◆ **SUPPLIED DATA**
-=-=-
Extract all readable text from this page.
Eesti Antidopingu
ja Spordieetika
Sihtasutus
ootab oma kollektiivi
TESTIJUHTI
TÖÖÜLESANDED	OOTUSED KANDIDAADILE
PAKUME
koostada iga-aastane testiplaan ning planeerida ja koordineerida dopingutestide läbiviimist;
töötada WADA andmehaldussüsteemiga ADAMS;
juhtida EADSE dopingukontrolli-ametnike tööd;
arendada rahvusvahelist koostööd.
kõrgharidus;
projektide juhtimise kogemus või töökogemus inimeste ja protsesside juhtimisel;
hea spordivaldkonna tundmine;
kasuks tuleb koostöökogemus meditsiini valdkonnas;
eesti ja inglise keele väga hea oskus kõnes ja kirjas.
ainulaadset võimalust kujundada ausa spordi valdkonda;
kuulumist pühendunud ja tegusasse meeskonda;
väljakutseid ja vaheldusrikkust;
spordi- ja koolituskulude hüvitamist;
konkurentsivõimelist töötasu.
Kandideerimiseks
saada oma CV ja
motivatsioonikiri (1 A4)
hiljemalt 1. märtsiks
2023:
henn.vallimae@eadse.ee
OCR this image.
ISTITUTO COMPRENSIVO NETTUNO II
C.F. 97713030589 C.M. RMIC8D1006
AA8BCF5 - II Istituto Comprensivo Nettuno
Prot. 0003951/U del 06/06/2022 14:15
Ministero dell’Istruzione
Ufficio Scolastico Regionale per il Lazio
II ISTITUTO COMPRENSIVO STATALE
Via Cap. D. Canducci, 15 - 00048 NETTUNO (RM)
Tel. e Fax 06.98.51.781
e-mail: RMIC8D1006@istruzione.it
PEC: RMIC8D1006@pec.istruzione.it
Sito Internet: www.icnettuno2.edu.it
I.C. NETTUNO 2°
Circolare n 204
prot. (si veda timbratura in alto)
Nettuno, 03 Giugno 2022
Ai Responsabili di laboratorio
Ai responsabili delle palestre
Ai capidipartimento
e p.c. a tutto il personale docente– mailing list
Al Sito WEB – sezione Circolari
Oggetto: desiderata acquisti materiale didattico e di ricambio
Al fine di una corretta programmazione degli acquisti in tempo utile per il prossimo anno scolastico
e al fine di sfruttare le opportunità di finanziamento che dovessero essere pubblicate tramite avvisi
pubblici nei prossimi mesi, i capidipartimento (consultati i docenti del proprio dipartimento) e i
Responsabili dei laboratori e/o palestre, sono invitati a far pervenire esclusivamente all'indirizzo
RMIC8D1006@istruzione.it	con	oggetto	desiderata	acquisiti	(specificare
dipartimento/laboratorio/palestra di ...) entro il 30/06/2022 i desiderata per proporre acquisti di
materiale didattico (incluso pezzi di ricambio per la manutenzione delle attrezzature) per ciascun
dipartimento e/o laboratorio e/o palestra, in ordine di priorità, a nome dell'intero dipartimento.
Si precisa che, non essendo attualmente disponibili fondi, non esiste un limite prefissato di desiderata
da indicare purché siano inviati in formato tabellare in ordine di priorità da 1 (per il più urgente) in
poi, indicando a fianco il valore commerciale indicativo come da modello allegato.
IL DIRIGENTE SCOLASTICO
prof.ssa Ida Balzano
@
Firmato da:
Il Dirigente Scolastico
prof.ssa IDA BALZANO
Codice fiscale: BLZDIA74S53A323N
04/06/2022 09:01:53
-=-=-
◆ **AIM OF THE TASK**
What is needed here is an exact reproduction of all the entries.

◆ **TASK ANSWER**
Extract all readable text from this page.
Eesti Antidopingu
ja Spordieetika
Sihtasutus
ootab oma kollektiivi
TESTIJUHTI
TÖÖÜLESANDED	OOTUSED KANDIDAADILE
PAKUME
koostada iga-aastane testiplaan ning planeerida ja koordineerida dopingutestide läbiviimist;
töötada WADA andmehaldussüsteemiga ADAMS;
juhtida EADSE dopingukontrolli-ametnike tööd;
arendada rahvusvahelist koostööd.
kõrgharidus;
projektide juhtimise kogemus või töökogemus inimeste ja protsesside juhtimisel;
hea spordivaldkonna tundmine;
kasuks tuleb koostöökogemus meditsiini valdkonnas;
eesti ja inglise keele väga hea oskus kõnes ja kirjas.
ainulaadset võimalust kujundada ausa spordi valdkonda;
kuulumist pühendunud ja tegusasse meeskonda;
väljakutseid ja vaheldusrikkust;
spordi- ja koolituskulude hüvitamist;
konkurentsivõimelist töötasu.
Kandideerimiseks
saada oma CV ja
motivatsioonikiri (1 A4)
hiljemalt 1. märtsiks
2023:
henn.vallimae@eadse.ee
OCR this image.
ISTITUTO COMPRENSIVO NETTUNO II
C.F. 97713030589 C.M. RMIC8D1006
AA8BCF5 - II Istituto Comprensivo Nettuno
Prot. 0003951/U del 06/06/2022 14:15
Ministero dell’Istruzione
Ufficio Scolastico Regionale per il Lazio
II ISTITUTO COMPRENSIVO STATALE
Via Cap. D. Canducci, 15 - 00048 NETTUNO (RM)
Tel. e Fax 06.98.51.781
e-mail: RMIC8D1006@istruzione.it
PEC: RMIC8D1006@pec.istruzione.it
Sito Internet: www.icnettuno2.edu.it
I.C. NETTUNO 2°
Circolare n 204
prot. (si veda timbratura in alto)
Nettuno, 03 Giugno 2022
Ai Responsabili di laboratorio
Ai responsabili delle palestre
Ai capidipartimento
e p.c. a tutto il personale docente– mailing list
Al Sito WEB – sezione Circolari
Oggetto: desiderata acquisti materiale didattico e di ricambio
Al fine di una corretta programmazione degli acquisti in tempo utile per il prossimo anno scolastico
e al fine di sfruttare le opportunità di finanziamento che dovessero essere pubblicate tramite avvisi
pubblici nei prossimi mesi, i capidipartimento (consultati i docenti del proprio dipartimento) e i
Responsabili dei laboratori e/o palestre, sono invitati a far pervenire esclusivamente all'indirizzo
RMIC8D1006@istruzione.it	con	oggetto	desiderata	acquisiti	(specificare
dipartimento/laboratorio/palestra di ...) entro il 30/06/2022 i desiderata per proporre acquisti di
materiale didattico (incluso pezzi di ricambio per la manutenzione delle attrezzature) per ciascun
dipartimento e/o laboratorio e/o palestra, in ordine di priorità, a nome dell'intero dipartimento.
Si precisa che, non essendo attualmente disponibili fondi, non esiste un limite prefissato di desiderata
da indicare purché siano inviati in formato tabellare in ordine di priorità da 1 (per il più urgente) in
poi, indicando a fianco il valore commerciale indicativo come da modello allegato.
IL DIRIGENTE SCOLASTICO
prof.ssa Ida Balzano
@
Firmato da:
Il Dirigente Scolastico
prof.ssa IDA BALZANO
Codice fiscale: BLZDIA74S53A323N
04/06/2022 09:01:53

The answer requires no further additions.